Work to do — From the listing below, pull out the lines that hold "name".

[Figure record listings]
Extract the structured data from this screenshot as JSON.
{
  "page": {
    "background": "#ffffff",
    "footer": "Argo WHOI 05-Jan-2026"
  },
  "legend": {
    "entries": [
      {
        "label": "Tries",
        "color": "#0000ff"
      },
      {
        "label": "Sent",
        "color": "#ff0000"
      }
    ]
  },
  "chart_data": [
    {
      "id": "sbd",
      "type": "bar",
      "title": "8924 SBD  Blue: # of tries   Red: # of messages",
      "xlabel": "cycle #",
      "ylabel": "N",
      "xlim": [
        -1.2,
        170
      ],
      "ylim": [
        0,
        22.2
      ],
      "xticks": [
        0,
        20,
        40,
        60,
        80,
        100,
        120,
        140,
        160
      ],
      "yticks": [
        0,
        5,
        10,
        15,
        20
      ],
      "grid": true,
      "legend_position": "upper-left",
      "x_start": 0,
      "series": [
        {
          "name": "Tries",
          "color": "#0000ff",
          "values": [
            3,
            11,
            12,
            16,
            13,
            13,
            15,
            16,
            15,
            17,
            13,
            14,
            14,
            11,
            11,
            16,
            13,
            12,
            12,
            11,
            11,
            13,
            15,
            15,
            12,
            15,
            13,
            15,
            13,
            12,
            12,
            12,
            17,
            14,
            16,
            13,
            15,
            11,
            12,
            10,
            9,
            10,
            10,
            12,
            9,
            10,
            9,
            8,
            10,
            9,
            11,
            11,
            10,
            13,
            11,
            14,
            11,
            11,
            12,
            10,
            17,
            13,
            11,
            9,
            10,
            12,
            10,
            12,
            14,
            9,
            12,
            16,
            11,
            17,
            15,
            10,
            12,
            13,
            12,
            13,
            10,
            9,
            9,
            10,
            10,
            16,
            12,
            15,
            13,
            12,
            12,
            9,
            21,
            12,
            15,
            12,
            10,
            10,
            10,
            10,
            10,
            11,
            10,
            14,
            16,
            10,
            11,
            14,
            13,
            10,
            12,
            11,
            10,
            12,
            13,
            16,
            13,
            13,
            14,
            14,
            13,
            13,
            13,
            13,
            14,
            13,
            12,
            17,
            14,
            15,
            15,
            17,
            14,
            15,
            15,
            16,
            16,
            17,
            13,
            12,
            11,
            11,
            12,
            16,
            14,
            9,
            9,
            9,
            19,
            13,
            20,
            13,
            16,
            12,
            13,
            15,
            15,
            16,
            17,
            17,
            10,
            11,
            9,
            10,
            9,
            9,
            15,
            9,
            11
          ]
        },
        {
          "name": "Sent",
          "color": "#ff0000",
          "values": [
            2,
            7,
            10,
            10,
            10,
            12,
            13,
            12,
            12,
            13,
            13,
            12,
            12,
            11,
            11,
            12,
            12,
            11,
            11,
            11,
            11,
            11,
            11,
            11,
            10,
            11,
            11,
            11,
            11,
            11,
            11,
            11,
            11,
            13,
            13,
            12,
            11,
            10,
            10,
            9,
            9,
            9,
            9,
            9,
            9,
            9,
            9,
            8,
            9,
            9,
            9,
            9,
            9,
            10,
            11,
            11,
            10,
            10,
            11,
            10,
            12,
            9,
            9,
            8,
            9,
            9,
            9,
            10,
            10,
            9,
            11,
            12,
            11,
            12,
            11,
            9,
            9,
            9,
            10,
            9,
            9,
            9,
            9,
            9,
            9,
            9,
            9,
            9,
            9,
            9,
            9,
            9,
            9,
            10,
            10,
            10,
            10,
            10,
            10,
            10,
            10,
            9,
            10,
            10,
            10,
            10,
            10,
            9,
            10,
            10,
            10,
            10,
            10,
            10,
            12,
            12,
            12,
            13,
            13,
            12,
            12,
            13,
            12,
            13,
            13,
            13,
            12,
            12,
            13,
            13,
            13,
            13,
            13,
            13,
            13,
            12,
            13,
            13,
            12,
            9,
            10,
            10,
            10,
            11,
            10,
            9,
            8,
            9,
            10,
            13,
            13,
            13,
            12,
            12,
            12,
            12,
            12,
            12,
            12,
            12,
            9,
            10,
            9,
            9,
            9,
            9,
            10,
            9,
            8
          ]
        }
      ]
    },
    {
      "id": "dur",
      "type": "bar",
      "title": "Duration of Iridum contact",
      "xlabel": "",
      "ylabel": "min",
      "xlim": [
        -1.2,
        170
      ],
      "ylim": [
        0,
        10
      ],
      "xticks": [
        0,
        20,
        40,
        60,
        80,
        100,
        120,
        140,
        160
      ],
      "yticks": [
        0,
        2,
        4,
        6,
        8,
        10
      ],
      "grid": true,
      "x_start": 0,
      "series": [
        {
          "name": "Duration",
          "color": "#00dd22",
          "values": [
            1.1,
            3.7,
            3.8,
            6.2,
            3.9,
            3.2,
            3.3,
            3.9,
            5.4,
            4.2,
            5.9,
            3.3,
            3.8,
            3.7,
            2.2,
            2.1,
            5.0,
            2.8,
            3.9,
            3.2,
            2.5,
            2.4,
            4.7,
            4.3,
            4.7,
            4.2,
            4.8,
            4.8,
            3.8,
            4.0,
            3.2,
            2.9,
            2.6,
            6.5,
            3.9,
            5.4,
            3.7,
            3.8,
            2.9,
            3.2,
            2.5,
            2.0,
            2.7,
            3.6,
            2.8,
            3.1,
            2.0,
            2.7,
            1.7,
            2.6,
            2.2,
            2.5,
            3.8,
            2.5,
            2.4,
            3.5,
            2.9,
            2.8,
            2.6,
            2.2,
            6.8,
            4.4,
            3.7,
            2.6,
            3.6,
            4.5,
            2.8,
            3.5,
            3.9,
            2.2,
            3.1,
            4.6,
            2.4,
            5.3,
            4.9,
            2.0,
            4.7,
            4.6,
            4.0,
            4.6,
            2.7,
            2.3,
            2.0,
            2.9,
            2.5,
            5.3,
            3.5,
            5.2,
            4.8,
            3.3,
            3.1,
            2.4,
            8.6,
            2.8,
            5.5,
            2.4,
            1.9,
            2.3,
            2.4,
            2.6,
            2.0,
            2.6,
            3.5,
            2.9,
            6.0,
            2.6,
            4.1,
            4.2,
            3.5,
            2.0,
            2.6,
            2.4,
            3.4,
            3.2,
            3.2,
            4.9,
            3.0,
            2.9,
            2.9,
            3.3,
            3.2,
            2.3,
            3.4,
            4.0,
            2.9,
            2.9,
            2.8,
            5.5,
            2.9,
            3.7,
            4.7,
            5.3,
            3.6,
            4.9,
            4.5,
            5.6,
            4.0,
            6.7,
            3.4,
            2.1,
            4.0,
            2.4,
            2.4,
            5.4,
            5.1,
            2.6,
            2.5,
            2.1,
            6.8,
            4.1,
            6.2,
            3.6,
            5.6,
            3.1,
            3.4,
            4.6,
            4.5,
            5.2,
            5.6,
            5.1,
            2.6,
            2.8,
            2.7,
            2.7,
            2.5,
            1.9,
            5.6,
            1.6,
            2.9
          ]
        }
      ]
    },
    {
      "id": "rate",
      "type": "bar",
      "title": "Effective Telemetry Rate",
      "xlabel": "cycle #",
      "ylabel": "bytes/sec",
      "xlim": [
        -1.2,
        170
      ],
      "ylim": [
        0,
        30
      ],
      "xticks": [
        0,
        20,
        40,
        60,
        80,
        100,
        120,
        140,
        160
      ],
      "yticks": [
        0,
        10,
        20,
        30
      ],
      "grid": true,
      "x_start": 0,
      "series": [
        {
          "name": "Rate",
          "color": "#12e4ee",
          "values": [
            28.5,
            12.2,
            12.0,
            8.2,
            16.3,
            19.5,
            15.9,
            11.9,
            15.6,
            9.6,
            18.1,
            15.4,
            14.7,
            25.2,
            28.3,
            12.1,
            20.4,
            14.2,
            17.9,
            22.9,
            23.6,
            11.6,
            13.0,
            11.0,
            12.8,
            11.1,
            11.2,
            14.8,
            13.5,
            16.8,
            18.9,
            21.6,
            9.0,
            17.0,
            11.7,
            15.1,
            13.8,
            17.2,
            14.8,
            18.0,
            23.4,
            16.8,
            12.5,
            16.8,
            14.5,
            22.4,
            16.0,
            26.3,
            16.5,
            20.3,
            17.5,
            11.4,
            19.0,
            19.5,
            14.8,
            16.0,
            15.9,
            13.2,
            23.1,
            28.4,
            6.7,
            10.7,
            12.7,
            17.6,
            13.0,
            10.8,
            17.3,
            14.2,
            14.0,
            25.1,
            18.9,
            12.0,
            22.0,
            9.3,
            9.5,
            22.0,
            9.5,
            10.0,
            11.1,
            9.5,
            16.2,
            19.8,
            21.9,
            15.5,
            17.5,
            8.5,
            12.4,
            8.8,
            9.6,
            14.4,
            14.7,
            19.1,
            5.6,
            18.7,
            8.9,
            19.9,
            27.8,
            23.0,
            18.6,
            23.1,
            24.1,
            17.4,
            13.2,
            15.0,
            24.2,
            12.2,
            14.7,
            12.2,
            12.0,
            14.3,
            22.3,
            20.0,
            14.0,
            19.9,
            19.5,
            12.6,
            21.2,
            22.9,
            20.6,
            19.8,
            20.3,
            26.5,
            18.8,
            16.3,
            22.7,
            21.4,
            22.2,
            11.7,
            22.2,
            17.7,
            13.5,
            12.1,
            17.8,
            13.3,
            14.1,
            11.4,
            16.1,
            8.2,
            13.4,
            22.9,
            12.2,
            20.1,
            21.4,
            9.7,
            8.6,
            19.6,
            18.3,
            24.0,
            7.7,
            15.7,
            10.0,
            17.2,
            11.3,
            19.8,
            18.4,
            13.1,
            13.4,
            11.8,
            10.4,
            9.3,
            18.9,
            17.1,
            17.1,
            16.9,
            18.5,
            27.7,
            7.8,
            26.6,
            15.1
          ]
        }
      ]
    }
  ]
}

Output for this task —
          "name": "Tries",
          "name": "Sent",
          "name": "Duration",
          "name": "Rate",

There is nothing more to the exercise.